* _Material_
# # # #

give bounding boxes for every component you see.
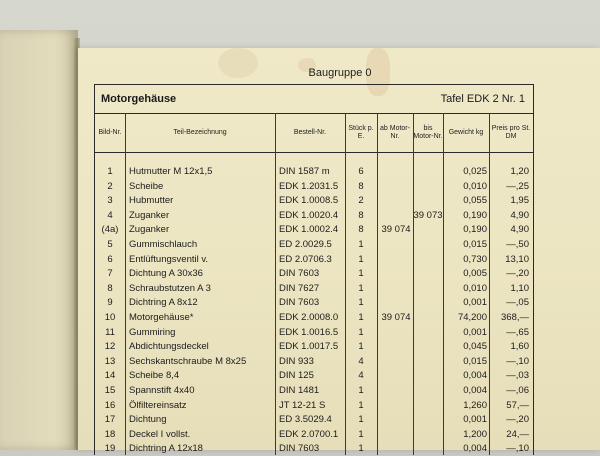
row-nr: 5 <box>107 239 113 250</box>
price: 13,10 <box>505 253 529 265</box>
order-number: DIN 1481 <box>279 385 320 396</box>
quantity: 1 <box>358 268 364 280</box>
order-number: DIN 1587 m <box>279 166 330 177</box>
row-nr: 2 <box>107 180 113 192</box>
column-header-qty: Stück p. E. <box>345 113 377 153</box>
price: 57,— <box>506 399 529 411</box>
row-nr: 6 <box>107 253 113 265</box>
part-name: Scheibe 8,4 <box>129 370 180 382</box>
price: —,10 <box>506 355 529 367</box>
to-motor-nr: 39 073 <box>413 209 443 221</box>
quantity: 6 <box>358 166 364 177</box>
weight: 0,004 <box>463 370 487 382</box>
order-number: DIN 7603 <box>279 297 320 309</box>
table-row <box>95 296 533 310</box>
order-number: EDK 1.0016.5 <box>279 326 339 338</box>
weight: 0,001 <box>463 414 487 426</box>
weight: 0,055 <box>463 195 487 207</box>
sheet-title: Motorgehäuse <box>101 93 177 105</box>
weight: 1,200 <box>463 428 487 440</box>
part-name: Dichtung <box>129 414 167 426</box>
weight: 0,010 <box>463 180 487 192</box>
table-row <box>95 253 533 267</box>
order-number: EDK 1.0002.4 <box>279 224 339 236</box>
table-row <box>95 223 533 237</box>
part-name: Motorgehäuse* <box>129 312 194 323</box>
from-motor-nr: 39 074 <box>381 312 411 323</box>
group-title: Baugruppe 0 <box>308 67 372 79</box>
part-name: Hubmutter <box>129 195 174 207</box>
row-nr: 8 <box>107 282 113 294</box>
column-header-price: Preis pro St. DM <box>489 113 533 153</box>
quantity: 1 <box>358 414 364 426</box>
table-row <box>95 180 533 194</box>
column-header-name: Teil-Bezeichnung <box>125 113 275 153</box>
part-name: Zuganker <box>129 209 170 221</box>
part-name: Abdichtungsdeckel <box>129 341 209 353</box>
quantity: 1 <box>358 282 364 294</box>
weight: 0,730 <box>463 253 487 265</box>
price: —,05 <box>506 297 529 309</box>
table-row <box>95 282 533 296</box>
order-number: DIN 7627 <box>279 282 320 294</box>
price: 1,10 <box>510 282 529 294</box>
price: 24,— <box>506 428 529 440</box>
row-nr: 18 <box>104 428 116 440</box>
part-name: Dichtung A 30x36 <box>129 268 203 280</box>
price: 4,90 <box>510 209 529 221</box>
price: 368,— <box>501 312 529 323</box>
price: —,10 <box>506 443 529 455</box>
weight: 0,015 <box>463 239 487 250</box>
from-motor-nr: 39 074 <box>381 224 411 236</box>
row-nr: 13 <box>104 355 116 367</box>
row-nr: 16 <box>104 399 116 411</box>
weight: 0,001 <box>463 326 487 338</box>
weight: 0,045 <box>463 341 487 353</box>
table-row <box>95 428 533 442</box>
order-number: DIN 933 <box>279 355 314 367</box>
price: —,65 <box>506 326 529 338</box>
weight: 0,005 <box>463 268 487 280</box>
quantity: 1 <box>358 341 364 353</box>
table-row <box>95 326 533 340</box>
table-row <box>95 340 533 354</box>
left-page-edge <box>0 30 78 450</box>
table-row <box>95 442 533 456</box>
row-nr: 3 <box>107 195 113 207</box>
price: 1,95 <box>510 195 529 207</box>
column-header-weight: Gewicht kg <box>443 113 489 153</box>
quantity: 1 <box>358 326 364 338</box>
order-number: EDK 1.0008.5 <box>279 195 339 207</box>
row-nr: 1 <box>107 166 113 177</box>
part-name: Scheibe <box>129 180 164 192</box>
price: —,06 <box>506 385 529 396</box>
order-number: EDK 2.0008.0 <box>279 312 339 323</box>
part-name: Deckel I vollst. <box>129 428 191 440</box>
part-name: Sechskantschraube M 8x25 <box>129 355 247 367</box>
plate-number: Tafel EDK 2 Nr. 1 <box>440 93 525 105</box>
quantity: 4 <box>358 355 364 367</box>
weight: 0,001 <box>463 297 487 309</box>
quantity: 1 <box>358 443 364 455</box>
price: 1,60 <box>510 341 529 353</box>
price: —,03 <box>506 370 529 382</box>
weight: 1,260 <box>463 399 487 411</box>
quantity: 4 <box>358 370 364 382</box>
order-number: DIN 7603 <box>279 443 320 455</box>
weight: 0,004 <box>463 443 487 455</box>
order-number: JT 12-21 S <box>279 399 326 411</box>
quantity: 1 <box>358 312 364 323</box>
weight: 0,015 <box>463 355 487 367</box>
row-nr: 12 <box>104 341 116 353</box>
table-row <box>95 209 533 223</box>
table-row <box>95 399 533 413</box>
row-nr: 10 <box>104 312 116 323</box>
catalog-page <box>78 48 600 455</box>
part-name: Entlüftungsventil v. <box>129 253 209 265</box>
row-nr: 17 <box>104 414 116 426</box>
table-row <box>95 165 533 179</box>
quantity: 8 <box>358 224 364 236</box>
table-row <box>95 413 533 427</box>
part-name: Gummischlauch <box>129 239 198 250</box>
price: —,50 <box>506 239 529 250</box>
quantity: 8 <box>358 209 364 221</box>
column-header-nr: Bild-Nr. <box>95 113 125 153</box>
weight: 0,190 <box>463 209 487 221</box>
row-nr: 7 <box>107 268 113 280</box>
order-number: EDK 2.0700.1 <box>279 428 339 440</box>
part-name: Ölfiltereinsatz <box>129 399 187 411</box>
table-row <box>95 311 533 325</box>
quantity: 1 <box>358 399 364 411</box>
row-nr: (4a) <box>101 224 119 236</box>
order-number: DIN 7603 <box>279 268 320 280</box>
weight: 0,025 <box>463 166 487 177</box>
column-header-ab: ab Motor-Nr. <box>377 113 413 153</box>
weight: 0,004 <box>463 385 487 396</box>
part-name: Gummiring <box>129 326 176 338</box>
row-nr: 11 <box>105 326 115 338</box>
price: 4,90 <box>510 224 529 236</box>
stain-mark <box>218 48 258 78</box>
table-row <box>95 369 533 383</box>
table-row <box>95 267 533 281</box>
weight: 0,190 <box>463 224 487 236</box>
table-header-bar <box>95 85 533 114</box>
part-name: Spannstift 4x40 <box>129 385 195 396</box>
column-header-order: Bestell-Nr. <box>275 113 345 153</box>
row-nr: 19 <box>104 443 116 455</box>
part-name: Zuganker <box>129 224 170 236</box>
quantity: 1 <box>358 297 364 309</box>
order-number: ED 3.5029.4 <box>279 414 332 426</box>
order-number: ED 2.0706.3 <box>279 253 332 265</box>
part-name: Dichtring A 8x12 <box>129 297 198 309</box>
quantity: 1 <box>358 239 364 250</box>
quantity: 2 <box>358 195 364 207</box>
part-name: Dichtring A 12x18 <box>129 443 203 455</box>
row-nr: 14 <box>104 370 116 382</box>
order-number: DIN 125 <box>279 370 314 382</box>
table-row <box>95 238 533 252</box>
quantity: 1 <box>358 428 364 440</box>
order-number: EDK 1.2031.5 <box>279 180 339 192</box>
part-name: Hutmutter M 12x1,5 <box>129 166 213 177</box>
price: —,20 <box>506 414 529 426</box>
table-row <box>95 384 533 398</box>
order-number: EDK 1.0017.5 <box>279 341 339 353</box>
weight: 0,010 <box>463 282 487 294</box>
order-number: ED 2.0029.5 <box>279 239 332 250</box>
parts-table <box>94 84 534 455</box>
quantity: 1 <box>358 385 364 396</box>
price: —,20 <box>506 268 529 280</box>
weight: 74,200 <box>457 312 487 323</box>
price: 1,20 <box>510 166 529 177</box>
table-row <box>95 355 533 369</box>
row-nr: 9 <box>107 297 113 309</box>
column-header-bis: bis Motor-Nr. <box>413 113 443 153</box>
row-nr: 4 <box>107 209 113 221</box>
table-row <box>95 194 533 208</box>
quantity: 8 <box>358 180 364 192</box>
quantity: 1 <box>358 253 364 265</box>
order-number: EDK 1.0020.4 <box>279 209 339 221</box>
row-nr: 15 <box>104 385 116 396</box>
part-name: Schraubstutzen A 3 <box>129 282 211 294</box>
price: —,25 <box>506 180 529 192</box>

# # # #

* _Directive_
Write out the rows unchanged, beginning with the line that contains "row-nr: 5 <box>107 239 113 250</box>" and ending after the line that contains "table-row <box>95 253 533 267</box>".

* _Exercise answer_
row-nr: 5 <box>107 239 113 250</box>
price: 13,10 <box>505 253 529 265</box>
order-number: DIN 1481 <box>279 385 320 396</box>
quantity: 1 <box>358 268 364 280</box>
order-number: DIN 1587 m <box>279 166 330 177</box>
row-nr: 2 <box>107 180 113 192</box>
column-header-qty: Stück p. E. <box>345 113 377 153</box>
price: 57,— <box>506 399 529 411</box>
row-nr: 6 <box>107 253 113 265</box>
part-name: Scheibe 8,4 <box>129 370 180 382</box>
price: —,10 <box>506 355 529 367</box>
to-motor-nr: 39 073 <box>413 209 443 221</box>
quantity: 6 <box>358 166 364 177</box>
weight: 0,004 <box>463 370 487 382</box>
order-number: DIN 7603 <box>279 297 320 309</box>
table-row <box>95 296 533 310</box>
order-number: EDK 1.0016.5 <box>279 326 339 338</box>
weight: 0,001 <box>463 414 487 426</box>
weight: 0,055 <box>463 195 487 207</box>
sheet-title: Motorgehäuse <box>101 93 177 105</box>
weight: 1,200 <box>463 428 487 440</box>
part-name: Dichtung <box>129 414 167 426</box>
weight: 0,010 <box>463 180 487 192</box>
table-row <box>95 253 533 267</box>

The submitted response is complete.